YOUR OBJECTIVE —
Retype the records that come next, word for word.
--- Start of GIVEN ENTRIES ---
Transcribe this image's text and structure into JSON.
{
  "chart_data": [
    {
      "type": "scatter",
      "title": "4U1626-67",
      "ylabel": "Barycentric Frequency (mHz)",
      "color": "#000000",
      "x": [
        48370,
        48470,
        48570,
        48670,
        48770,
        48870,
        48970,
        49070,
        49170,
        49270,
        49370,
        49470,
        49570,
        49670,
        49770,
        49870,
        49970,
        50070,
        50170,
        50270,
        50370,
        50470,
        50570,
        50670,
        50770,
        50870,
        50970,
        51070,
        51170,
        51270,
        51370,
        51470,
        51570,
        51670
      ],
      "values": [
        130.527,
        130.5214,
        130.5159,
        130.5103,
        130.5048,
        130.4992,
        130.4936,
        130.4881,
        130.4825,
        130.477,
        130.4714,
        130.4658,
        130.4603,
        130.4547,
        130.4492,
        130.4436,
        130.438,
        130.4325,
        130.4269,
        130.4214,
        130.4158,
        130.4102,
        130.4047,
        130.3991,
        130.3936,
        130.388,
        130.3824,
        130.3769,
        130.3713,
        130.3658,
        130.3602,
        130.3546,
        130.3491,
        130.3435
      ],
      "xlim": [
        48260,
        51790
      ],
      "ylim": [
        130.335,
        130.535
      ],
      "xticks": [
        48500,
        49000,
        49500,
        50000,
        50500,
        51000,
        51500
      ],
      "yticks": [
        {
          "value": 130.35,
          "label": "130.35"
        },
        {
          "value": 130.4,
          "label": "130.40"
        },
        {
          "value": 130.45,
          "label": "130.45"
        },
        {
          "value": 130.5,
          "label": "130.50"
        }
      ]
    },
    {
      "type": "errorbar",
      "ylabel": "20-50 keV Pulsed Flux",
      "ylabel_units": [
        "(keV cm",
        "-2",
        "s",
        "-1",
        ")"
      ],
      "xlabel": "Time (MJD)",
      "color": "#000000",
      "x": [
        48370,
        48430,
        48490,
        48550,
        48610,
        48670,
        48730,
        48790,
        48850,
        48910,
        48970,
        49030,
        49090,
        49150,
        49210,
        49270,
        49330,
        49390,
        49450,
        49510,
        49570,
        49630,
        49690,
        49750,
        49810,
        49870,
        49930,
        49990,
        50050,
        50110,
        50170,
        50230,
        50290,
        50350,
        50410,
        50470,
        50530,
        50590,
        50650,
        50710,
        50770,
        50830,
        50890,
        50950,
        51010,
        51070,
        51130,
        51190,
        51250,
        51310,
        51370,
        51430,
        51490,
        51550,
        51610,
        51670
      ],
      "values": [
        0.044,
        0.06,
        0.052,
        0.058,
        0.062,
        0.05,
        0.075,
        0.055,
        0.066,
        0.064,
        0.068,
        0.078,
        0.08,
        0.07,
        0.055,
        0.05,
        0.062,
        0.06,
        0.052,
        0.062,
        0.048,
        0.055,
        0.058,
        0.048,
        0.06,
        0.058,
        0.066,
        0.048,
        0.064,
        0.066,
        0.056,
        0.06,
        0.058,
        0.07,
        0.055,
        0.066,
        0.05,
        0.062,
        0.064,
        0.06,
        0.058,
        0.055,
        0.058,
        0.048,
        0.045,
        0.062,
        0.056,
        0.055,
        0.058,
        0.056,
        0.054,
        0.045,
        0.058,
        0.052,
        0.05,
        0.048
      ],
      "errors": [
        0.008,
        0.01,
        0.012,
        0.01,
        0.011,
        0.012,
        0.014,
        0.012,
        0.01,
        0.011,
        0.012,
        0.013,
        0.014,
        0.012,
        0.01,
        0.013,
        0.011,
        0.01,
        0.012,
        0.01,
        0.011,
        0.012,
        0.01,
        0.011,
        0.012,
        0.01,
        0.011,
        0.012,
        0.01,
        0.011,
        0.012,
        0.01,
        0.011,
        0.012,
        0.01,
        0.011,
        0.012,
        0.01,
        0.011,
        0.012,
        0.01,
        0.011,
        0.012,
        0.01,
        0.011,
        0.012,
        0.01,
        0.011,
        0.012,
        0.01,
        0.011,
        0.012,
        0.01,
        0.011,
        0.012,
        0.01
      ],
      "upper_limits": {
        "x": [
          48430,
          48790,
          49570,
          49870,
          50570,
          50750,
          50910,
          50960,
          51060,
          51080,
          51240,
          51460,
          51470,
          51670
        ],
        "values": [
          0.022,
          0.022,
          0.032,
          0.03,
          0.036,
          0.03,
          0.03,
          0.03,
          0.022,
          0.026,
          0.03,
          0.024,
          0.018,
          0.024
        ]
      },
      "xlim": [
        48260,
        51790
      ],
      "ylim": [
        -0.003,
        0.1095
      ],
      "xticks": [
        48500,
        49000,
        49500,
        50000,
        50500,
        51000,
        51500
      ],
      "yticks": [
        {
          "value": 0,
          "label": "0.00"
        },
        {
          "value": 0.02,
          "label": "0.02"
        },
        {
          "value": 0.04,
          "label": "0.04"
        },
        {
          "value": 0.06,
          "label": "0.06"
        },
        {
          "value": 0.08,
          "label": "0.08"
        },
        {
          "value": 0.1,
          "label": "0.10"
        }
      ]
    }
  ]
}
--- End of GIVEN ENTRIES ---
THE OUTPUT —
Transcribe this image's text and structure into JSON.
{
  "chart_data": [
    {
      "type": "scatter",
      "title": "4U1626-67",
      "ylabel": "Barycentric Frequency (mHz)",
      "color": "#000000",
      "x": [
        48370,
        48470,
        48570,
        48670,
        48770,
        48870,
        48970,
        49070,
        49170,
        49270,
        49370,
        49470,
        49570,
        49670,
        49770,
        49870,
        49970,
        50070,
        50170,
        50270,
        50370,
        50470,
        50570,
        50670,
        50770,
        50870,
        50970,
        51070,
        51170,
        51270,
        51370,
        51470,
        51570,
        51670
      ],
      "values": [
        130.527,
        130.5214,
        130.5159,
        130.5103,
        130.5048,
        130.4992,
        130.4936,
        130.4881,
        130.4825,
        130.477,
        130.4714,
        130.4658,
        130.4603,
        130.4547,
        130.4492,
        130.4436,
        130.438,
        130.4325,
        130.4269,
        130.4214,
        130.4158,
        130.4102,
        130.4047,
        130.3991,
        130.3936,
        130.388,
        130.3824,
        130.3769,
        130.3713,
        130.3658,
        130.3602,
        130.3546,
        130.3491,
        130.3435
      ],
      "xlim": [
        48260,
        51790
      ],
      "ylim": [
        130.335,
        130.535
      ],
      "xticks": [
        48500,
        49000,
        49500,
        50000,
        50500,
        51000,
        51500
      ],
      "yticks": [
        {
          "value": 130.35,
          "label": "130.35"
        },
        {
          "value": 130.4,
          "label": "130.40"
        },
        {
          "value": 130.45,
          "label": "130.45"
        },
        {
          "value": 130.5,
          "label": "130.50"
        }
      ]
    },
    {
      "type": "errorbar",
      "ylabel": "20-50 keV Pulsed Flux",
      "ylabel_units": [
        "(keV cm",
        "-2",
        "s",
        "-1",
        ")"
      ],
      "xlabel": "Time (MJD)",
      "color": "#000000",
      "x": [
        48370,
        48430,
        48490,
        48550,
        48610,
        48670,
        48730,
        48790,
        48850,
        48910,
        48970,
        49030,
        49090,
        49150,
        49210,
        49270,
        49330,
        49390,
        49450,
        49510,
        49570,
        49630,
        49690,
        49750,
        49810,
        49870,
        49930,
        49990,
        50050,
        50110,
        50170,
        50230,
        50290,
        50350,
        50410,
        50470,
        50530,
        50590,
        50650,
        50710,
        50770,
        50830,
        50890,
        50950,
        51010,
        51070,
        51130,
        51190,
        51250,
        51310,
        51370,
        51430,
        51490,
        51550,
        51610,
        51670
      ],
      "values": [
        0.044,
        0.06,
        0.052,
        0.058,
        0.062,
        0.05,
        0.075,
        0.055,
        0.066,
        0.064,
        0.068,
        0.078,
        0.08,
        0.07,
        0.055,
        0.05,
        0.062,
        0.06,
        0.052,
        0.062,
        0.048,
        0.055,
        0.058,
        0.048,
        0.06,
        0.058,
        0.066,
        0.048,
        0.064,
        0.066,
        0.056,
        0.06,
        0.058,
        0.07,
        0.055,
        0.066,
        0.05,
        0.062,
        0.064,
        0.06,
        0.058,
        0.055,
        0.058,
        0.048,
        0.045,
        0.062,
        0.056,
        0.055,
        0.058,
        0.056,
        0.054,
        0.045,
        0.058,
        0.052,
        0.05,
        0.048
      ],
      "errors": [
        0.008,
        0.01,
        0.012,
        0.01,
        0.011,
        0.012,
        0.014,
        0.012,
        0.01,
        0.011,
        0.012,
        0.013,
        0.014,
        0.012,
        0.01,
        0.013,
        0.011,
        0.01,
        0.012,
        0.01,
        0.011,
        0.012,
        0.01,
        0.011,
        0.012,
        0.01,
        0.011,
        0.012,
        0.01,
        0.011,
        0.012,
        0.01,
        0.011,
        0.012,
        0.01,
        0.011,
        0.012,
        0.01,
        0.011,
        0.012,
        0.01,
        0.011,
        0.012,
        0.01,
        0.011,
        0.012,
        0.01,
        0.011,
        0.012,
        0.01,
        0.011,
        0.012,
        0.01,
        0.011,
        0.012,
        0.01
      ],
      "upper_limits": {
        "x": [
          48430,
          48790,
          49570,
          49870,
          50570,
          50750,
          50910,
          50960,
          51060,
          51080,
          51240,
          51460,
          51470,
          51670
        ],
        "values": [
          0.022,
          0.022,
          0.032,
          0.03,
          0.036,
          0.03,
          0.03,
          0.03,
          0.022,
          0.026,
          0.03,
          0.024,
          0.018,
          0.024
        ]
      },
      "xlim": [
        48260,
        51790
      ],
      "ylim": [
        -0.003,
        0.1095
      ],
      "xticks": [
        48500,
        49000,
        49500,
        50000,
        50500,
        51000,
        51500
      ],
      "yticks": [
        {
          "value": 0,
          "label": "0.00"
        },
        {
          "value": 0.02,
          "label": "0.02"
        },
        {
          "value": 0.04,
          "label": "0.04"
        },
        {
          "value": 0.06,
          "label": "0.06"
        },
        {
          "value": 0.08,
          "label": "0.08"
        },
        {
          "value": 0.1,
          "label": "0.10"
        }
      ]
    }
  ]
}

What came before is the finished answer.